Written instruction: Scan the data below and pick out the lines containing the word "this".

Source records:
○ ○ ○ ○

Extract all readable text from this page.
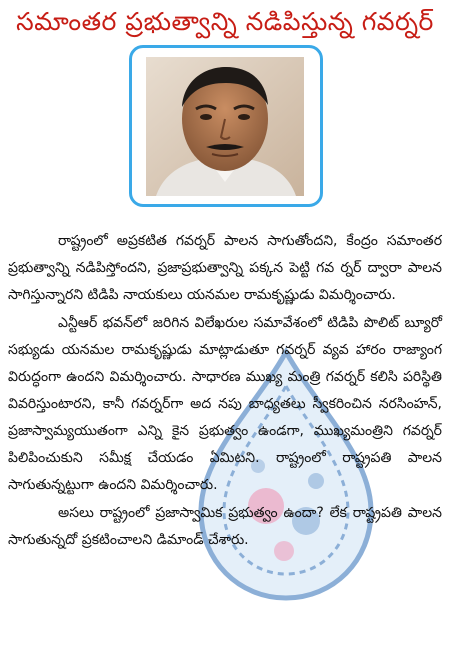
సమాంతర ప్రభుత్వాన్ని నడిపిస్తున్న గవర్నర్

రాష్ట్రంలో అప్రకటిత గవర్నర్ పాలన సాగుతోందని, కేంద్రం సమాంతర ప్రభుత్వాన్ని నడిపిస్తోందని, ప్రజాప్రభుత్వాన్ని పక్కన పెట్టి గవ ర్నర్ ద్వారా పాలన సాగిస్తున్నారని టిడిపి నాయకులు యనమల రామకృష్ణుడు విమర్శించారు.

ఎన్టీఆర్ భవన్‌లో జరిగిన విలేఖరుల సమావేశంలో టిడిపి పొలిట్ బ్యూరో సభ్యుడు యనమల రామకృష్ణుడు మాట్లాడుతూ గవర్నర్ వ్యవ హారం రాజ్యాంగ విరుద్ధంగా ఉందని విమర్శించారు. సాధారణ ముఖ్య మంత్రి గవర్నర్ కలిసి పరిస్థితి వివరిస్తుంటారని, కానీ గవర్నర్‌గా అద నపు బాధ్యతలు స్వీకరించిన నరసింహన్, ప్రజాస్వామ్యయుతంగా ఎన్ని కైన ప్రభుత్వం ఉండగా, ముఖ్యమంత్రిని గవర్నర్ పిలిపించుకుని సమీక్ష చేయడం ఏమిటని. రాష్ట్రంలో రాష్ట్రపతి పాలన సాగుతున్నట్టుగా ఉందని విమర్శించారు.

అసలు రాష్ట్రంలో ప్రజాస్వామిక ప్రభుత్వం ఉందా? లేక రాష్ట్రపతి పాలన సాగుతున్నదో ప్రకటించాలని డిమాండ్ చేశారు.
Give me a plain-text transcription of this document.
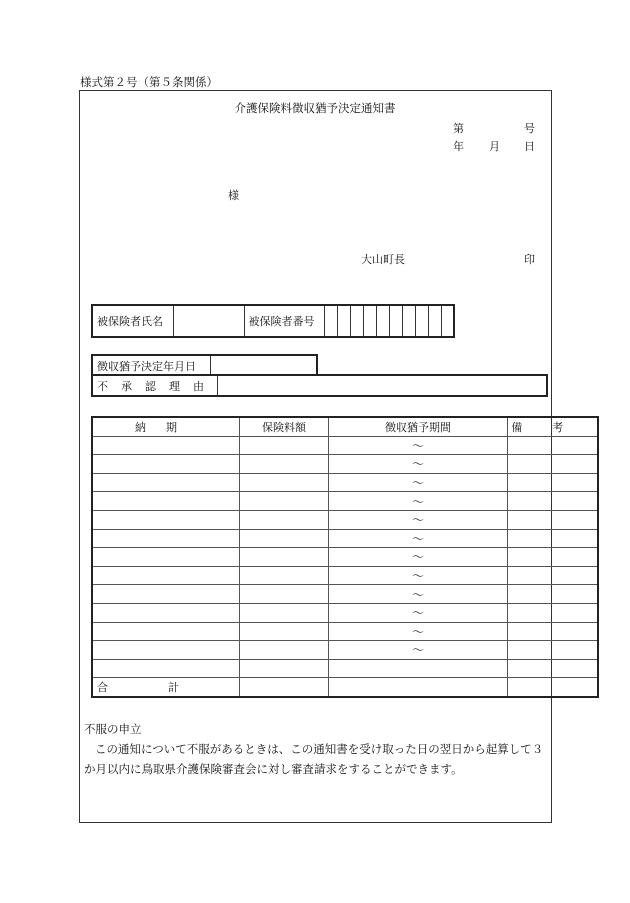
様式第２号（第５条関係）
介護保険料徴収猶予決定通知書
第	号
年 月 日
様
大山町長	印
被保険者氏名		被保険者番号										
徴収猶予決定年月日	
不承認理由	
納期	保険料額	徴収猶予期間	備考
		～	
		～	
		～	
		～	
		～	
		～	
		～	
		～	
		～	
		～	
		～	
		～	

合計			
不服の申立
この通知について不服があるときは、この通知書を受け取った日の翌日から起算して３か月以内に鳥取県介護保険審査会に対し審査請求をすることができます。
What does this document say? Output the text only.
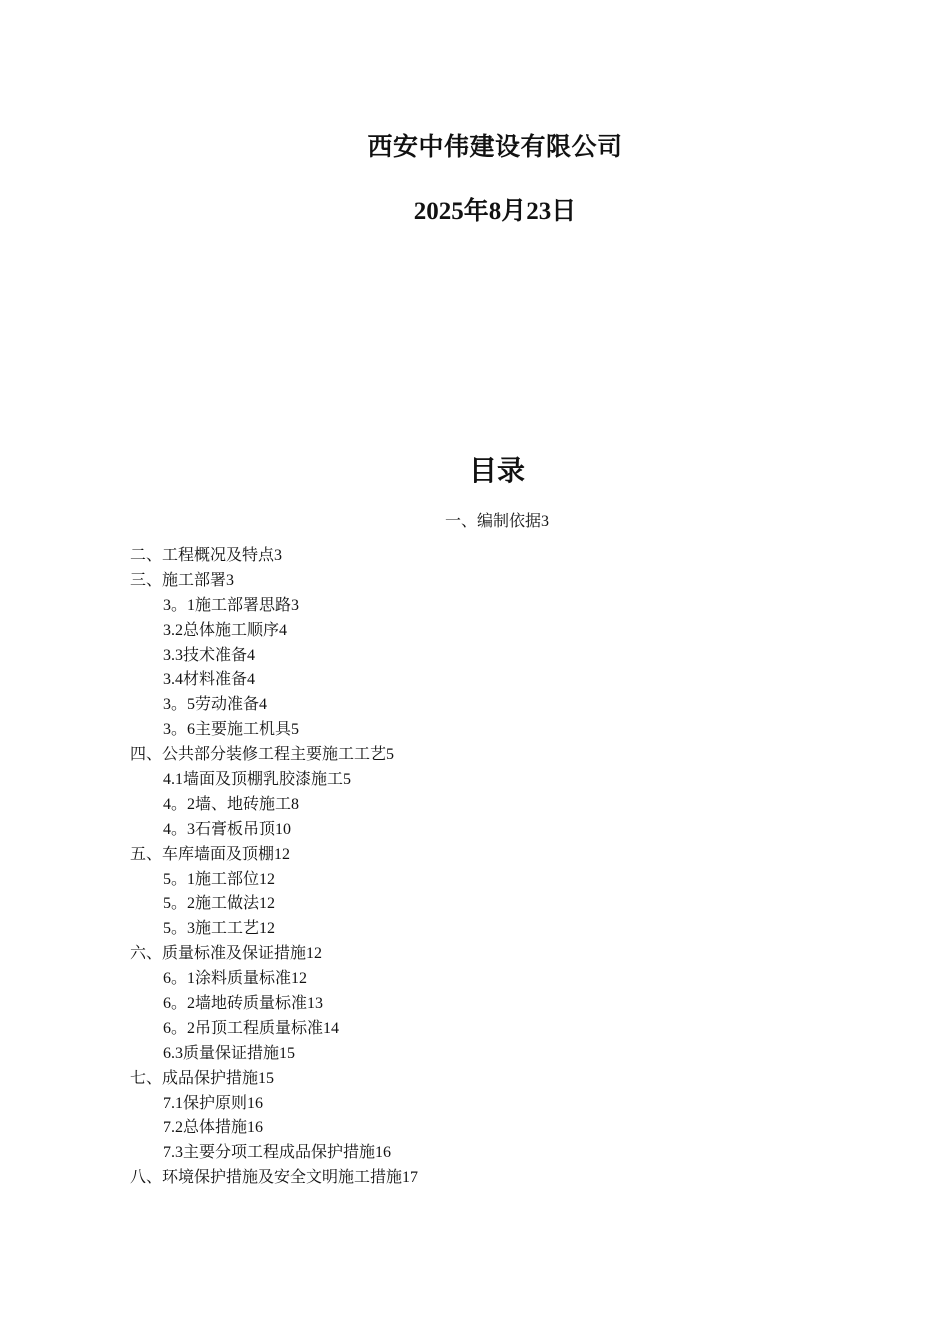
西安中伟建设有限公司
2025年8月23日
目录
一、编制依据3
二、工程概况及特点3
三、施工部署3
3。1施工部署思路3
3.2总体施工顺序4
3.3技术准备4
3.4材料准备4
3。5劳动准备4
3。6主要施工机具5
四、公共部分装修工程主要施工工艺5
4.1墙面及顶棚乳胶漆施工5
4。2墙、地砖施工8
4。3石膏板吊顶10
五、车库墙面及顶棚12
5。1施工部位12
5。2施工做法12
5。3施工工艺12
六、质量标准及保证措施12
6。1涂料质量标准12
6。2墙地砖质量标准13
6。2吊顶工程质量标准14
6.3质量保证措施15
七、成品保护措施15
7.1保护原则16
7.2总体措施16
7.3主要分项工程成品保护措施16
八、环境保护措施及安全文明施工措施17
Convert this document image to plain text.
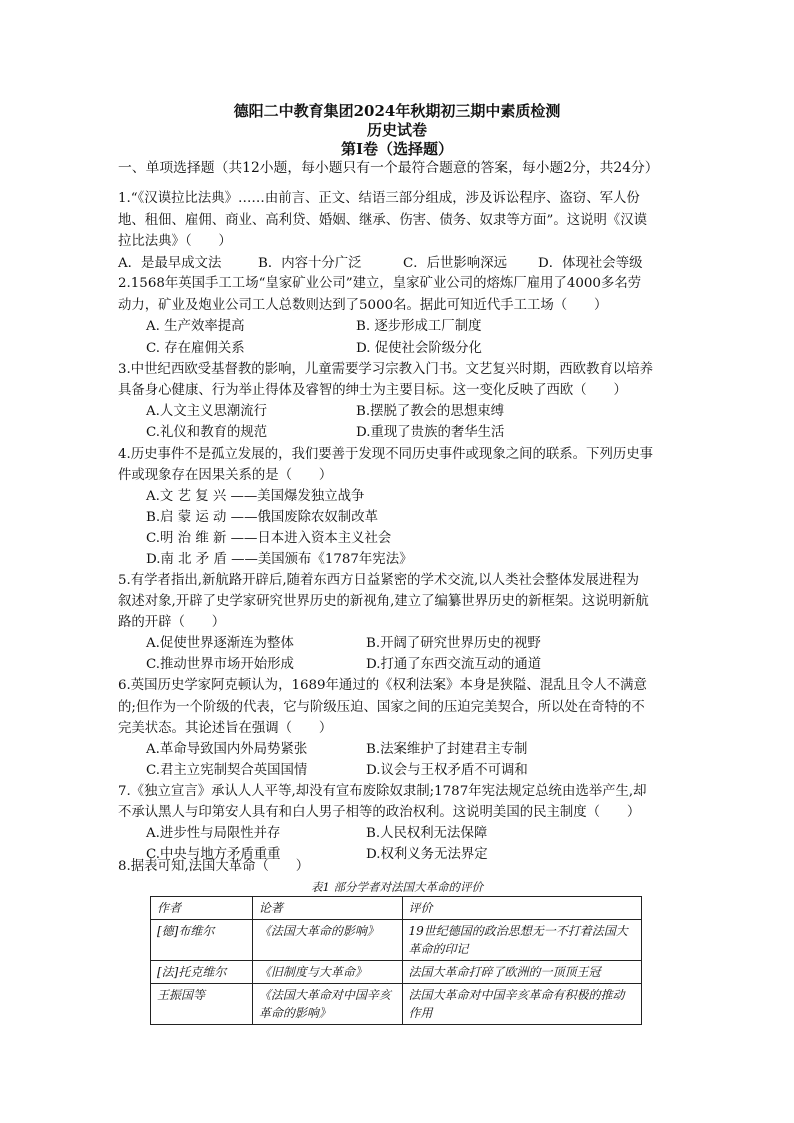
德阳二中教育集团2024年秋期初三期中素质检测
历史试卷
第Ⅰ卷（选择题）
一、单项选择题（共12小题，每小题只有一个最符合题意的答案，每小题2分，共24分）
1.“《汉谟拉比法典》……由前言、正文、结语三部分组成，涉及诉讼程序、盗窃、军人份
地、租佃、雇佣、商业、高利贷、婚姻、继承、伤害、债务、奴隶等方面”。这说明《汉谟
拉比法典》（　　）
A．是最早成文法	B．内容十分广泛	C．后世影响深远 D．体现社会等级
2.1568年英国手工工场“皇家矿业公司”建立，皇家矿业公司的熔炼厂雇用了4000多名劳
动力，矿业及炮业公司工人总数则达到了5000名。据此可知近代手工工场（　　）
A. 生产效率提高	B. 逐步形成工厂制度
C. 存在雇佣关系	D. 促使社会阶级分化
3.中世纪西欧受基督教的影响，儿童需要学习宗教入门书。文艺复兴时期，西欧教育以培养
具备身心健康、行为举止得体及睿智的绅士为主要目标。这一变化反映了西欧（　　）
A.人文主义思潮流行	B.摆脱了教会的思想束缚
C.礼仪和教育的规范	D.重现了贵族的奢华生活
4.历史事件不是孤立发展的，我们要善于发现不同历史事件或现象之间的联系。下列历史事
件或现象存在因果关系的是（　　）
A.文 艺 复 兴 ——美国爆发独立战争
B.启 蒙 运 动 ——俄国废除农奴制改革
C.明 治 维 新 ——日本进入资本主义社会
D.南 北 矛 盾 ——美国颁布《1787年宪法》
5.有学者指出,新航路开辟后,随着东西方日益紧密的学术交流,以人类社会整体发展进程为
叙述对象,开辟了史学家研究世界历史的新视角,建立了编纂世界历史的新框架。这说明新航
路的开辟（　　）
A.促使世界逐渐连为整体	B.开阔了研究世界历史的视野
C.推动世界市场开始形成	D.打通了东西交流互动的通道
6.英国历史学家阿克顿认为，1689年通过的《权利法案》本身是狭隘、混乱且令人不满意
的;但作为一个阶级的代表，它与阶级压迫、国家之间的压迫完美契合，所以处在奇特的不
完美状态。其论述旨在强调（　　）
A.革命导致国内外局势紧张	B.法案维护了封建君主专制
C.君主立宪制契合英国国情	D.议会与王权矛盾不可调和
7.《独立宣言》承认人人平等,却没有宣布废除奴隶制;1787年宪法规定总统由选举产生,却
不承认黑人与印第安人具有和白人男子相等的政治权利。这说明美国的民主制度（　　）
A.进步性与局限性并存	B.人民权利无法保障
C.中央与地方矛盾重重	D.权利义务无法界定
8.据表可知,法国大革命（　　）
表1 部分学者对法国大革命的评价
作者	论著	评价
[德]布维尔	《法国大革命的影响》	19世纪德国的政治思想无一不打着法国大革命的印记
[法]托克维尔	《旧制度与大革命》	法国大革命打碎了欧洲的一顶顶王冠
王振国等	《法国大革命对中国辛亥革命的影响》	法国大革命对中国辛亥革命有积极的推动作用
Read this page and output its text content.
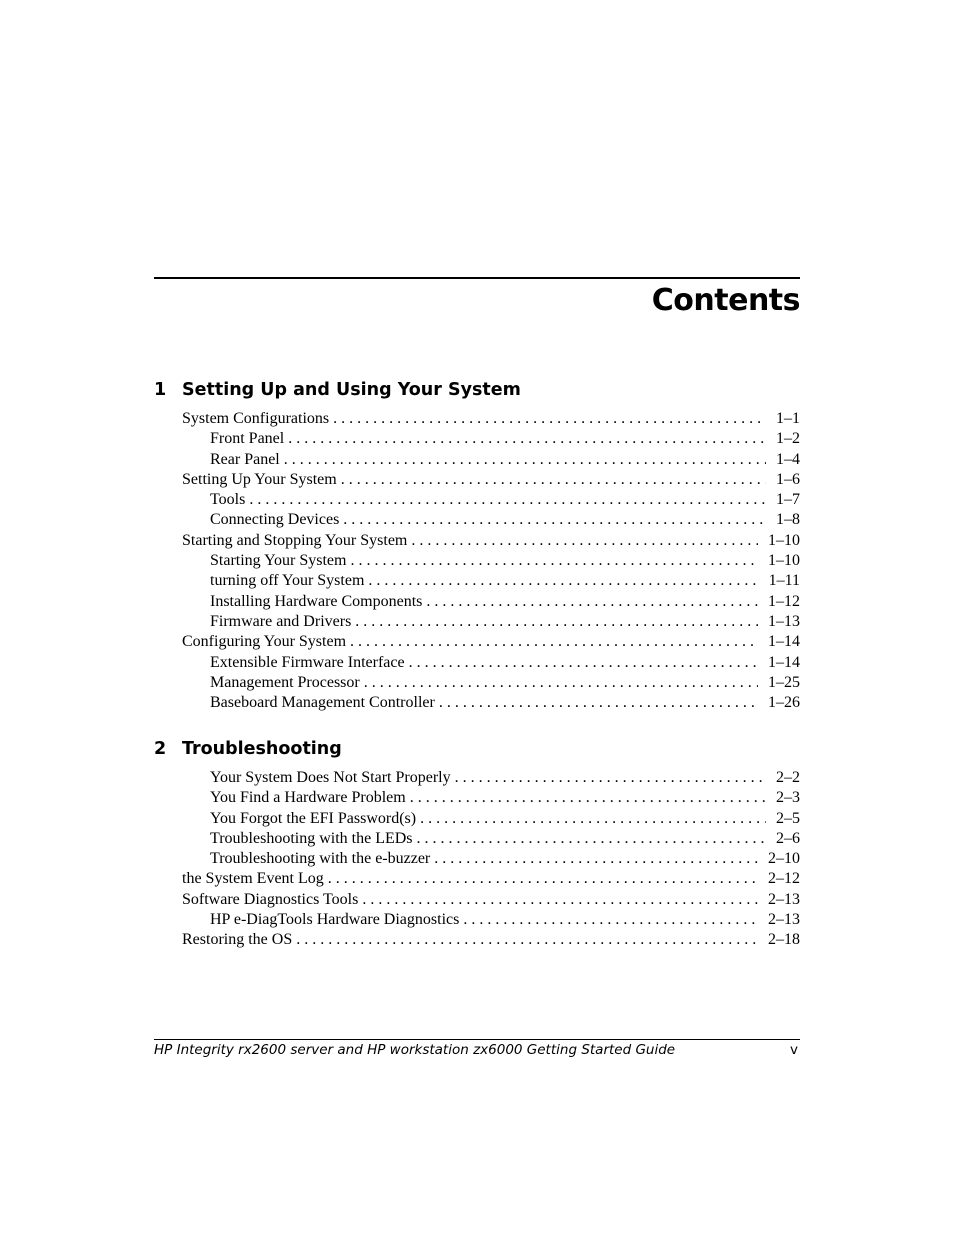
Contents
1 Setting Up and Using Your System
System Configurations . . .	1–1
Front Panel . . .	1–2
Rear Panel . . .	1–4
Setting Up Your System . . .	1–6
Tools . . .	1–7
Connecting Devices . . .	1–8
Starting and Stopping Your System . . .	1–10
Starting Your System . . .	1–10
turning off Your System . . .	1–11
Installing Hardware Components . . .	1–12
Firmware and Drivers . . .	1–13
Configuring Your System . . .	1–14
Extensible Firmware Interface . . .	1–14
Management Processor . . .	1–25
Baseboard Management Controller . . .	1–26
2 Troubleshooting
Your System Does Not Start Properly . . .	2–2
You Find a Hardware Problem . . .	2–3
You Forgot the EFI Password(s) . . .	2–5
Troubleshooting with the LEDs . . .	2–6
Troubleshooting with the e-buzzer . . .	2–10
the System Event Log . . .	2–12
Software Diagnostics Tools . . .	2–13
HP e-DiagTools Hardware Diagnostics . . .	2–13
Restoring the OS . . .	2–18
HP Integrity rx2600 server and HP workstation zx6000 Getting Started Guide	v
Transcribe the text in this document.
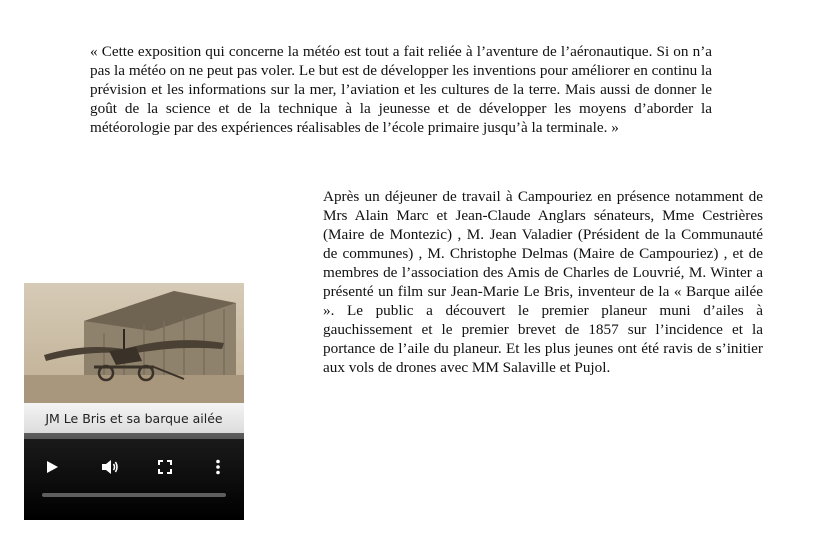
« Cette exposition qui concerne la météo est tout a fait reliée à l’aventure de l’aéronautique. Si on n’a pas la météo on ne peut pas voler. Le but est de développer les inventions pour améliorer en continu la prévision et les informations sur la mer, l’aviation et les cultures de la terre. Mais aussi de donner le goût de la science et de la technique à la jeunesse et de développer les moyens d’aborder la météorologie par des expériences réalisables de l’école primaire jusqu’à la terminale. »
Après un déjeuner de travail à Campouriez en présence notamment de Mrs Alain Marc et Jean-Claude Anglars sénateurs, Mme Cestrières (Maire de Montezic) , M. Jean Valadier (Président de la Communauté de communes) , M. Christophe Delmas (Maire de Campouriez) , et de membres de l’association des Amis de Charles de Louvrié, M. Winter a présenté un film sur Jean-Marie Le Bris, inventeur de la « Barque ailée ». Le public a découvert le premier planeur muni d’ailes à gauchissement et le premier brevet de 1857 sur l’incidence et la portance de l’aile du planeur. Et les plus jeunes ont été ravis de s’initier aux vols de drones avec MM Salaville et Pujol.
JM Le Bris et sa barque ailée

○ ○ ○ ○

Exercise answer:
Extract all readable text from this page.
Give me a plain-text transcription of this document.
What does this document say? Output the text only.
Convert this document image to plain text.
Read this page and output its text content.
Transcribe the text in this document.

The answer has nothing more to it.